Records
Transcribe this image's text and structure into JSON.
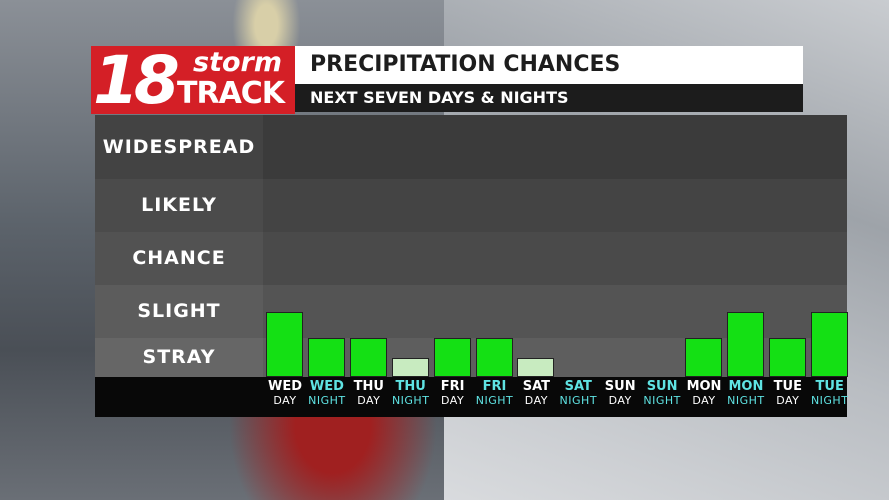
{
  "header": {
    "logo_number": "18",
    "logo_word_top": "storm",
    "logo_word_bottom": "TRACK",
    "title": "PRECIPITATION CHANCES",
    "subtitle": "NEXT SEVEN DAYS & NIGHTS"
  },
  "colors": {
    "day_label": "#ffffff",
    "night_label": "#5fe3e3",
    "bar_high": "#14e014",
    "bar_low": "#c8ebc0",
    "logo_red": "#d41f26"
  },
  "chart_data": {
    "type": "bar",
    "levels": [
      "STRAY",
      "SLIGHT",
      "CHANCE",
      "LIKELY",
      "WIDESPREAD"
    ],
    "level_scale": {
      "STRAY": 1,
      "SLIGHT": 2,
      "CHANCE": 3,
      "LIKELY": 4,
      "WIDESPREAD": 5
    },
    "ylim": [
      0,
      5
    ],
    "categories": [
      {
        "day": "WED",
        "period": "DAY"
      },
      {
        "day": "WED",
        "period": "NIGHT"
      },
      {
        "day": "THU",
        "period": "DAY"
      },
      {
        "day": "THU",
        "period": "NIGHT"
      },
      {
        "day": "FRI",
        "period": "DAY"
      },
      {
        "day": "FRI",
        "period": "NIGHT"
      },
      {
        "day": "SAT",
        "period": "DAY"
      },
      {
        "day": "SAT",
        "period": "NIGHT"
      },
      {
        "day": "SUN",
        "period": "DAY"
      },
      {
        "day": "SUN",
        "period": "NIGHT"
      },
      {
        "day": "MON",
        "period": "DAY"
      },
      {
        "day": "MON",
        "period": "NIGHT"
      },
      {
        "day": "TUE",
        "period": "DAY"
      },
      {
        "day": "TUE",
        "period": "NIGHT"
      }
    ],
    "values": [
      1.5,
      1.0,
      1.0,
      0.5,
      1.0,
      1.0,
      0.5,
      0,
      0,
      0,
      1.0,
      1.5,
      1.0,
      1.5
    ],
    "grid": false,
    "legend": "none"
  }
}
...
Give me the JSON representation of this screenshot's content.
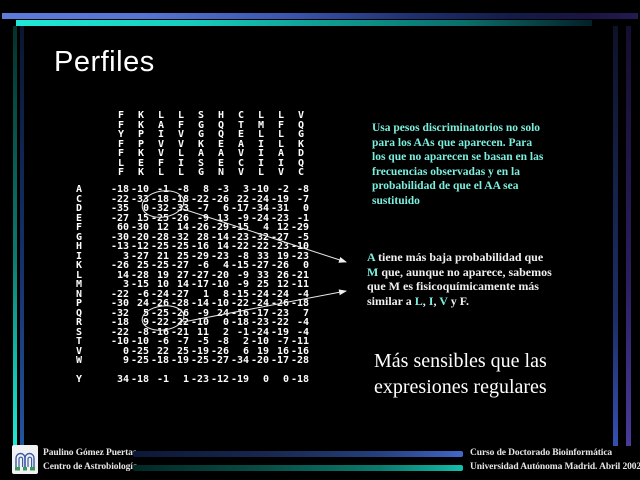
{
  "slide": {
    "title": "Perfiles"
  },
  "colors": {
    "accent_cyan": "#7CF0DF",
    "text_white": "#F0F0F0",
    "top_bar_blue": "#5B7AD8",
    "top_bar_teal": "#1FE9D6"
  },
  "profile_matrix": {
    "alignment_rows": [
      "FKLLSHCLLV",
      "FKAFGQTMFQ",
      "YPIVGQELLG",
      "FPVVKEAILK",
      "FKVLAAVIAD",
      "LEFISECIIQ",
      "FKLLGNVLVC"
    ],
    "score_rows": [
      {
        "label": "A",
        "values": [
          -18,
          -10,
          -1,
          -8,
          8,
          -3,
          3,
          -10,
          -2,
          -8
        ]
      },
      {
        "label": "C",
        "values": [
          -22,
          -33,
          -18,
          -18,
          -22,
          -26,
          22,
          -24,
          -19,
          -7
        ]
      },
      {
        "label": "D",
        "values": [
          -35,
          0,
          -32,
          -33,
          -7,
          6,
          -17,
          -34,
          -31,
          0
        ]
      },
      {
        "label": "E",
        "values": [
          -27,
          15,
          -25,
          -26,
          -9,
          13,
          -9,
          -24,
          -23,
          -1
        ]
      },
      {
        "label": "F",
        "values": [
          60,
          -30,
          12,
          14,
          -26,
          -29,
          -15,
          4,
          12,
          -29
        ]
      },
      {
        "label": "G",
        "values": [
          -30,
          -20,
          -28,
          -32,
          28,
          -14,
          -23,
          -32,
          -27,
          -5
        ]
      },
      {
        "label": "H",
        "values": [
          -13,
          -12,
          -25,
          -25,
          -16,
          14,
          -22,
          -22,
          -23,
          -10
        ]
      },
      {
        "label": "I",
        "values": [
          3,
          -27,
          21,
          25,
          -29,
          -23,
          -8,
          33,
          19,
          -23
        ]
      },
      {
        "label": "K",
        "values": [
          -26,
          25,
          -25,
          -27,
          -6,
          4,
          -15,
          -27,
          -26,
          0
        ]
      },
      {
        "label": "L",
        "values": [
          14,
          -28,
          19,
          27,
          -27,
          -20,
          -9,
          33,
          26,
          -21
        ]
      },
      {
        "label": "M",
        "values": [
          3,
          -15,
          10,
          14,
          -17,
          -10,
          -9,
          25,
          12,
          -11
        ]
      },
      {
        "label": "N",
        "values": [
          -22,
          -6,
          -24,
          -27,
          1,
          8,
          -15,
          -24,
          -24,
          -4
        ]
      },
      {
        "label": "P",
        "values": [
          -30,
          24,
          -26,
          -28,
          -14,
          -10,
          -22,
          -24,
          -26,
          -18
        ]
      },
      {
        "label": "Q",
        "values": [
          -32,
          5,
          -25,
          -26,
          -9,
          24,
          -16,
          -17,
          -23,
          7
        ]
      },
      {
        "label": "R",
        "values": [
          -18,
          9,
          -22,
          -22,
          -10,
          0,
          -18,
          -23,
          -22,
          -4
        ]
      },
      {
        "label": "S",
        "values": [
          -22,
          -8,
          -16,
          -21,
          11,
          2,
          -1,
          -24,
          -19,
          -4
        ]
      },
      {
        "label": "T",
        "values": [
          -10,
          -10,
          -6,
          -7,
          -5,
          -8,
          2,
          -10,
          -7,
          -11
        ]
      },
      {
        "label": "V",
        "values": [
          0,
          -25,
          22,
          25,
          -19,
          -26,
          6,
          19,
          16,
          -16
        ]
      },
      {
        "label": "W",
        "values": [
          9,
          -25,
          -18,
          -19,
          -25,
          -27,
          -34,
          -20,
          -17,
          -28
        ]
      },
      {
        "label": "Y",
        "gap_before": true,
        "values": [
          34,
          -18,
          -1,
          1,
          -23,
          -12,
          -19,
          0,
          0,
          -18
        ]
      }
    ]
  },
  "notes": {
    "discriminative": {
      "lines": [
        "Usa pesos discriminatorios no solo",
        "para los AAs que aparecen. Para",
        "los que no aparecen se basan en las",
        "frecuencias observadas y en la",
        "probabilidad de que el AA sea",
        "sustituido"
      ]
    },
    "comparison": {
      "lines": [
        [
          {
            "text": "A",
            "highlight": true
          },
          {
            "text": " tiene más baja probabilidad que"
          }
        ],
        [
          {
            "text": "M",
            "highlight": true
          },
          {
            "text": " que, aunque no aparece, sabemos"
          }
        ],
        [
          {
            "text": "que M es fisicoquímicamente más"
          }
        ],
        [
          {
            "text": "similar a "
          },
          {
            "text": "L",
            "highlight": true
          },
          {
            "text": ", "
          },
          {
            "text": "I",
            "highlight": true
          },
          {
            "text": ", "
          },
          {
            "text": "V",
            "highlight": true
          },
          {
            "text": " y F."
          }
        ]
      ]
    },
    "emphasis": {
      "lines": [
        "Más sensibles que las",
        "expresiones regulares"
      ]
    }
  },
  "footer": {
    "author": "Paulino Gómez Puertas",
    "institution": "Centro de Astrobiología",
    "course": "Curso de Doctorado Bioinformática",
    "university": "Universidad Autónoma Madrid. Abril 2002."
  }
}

--- REQUIRED WORK ---
Look over the records above and copy each line that includes the string "JSON".

--- RESULT OF THIS EXERCISE ---
Transcribe this image's text and structure into JSON.
Give me the JSON representation of this screenshot's content.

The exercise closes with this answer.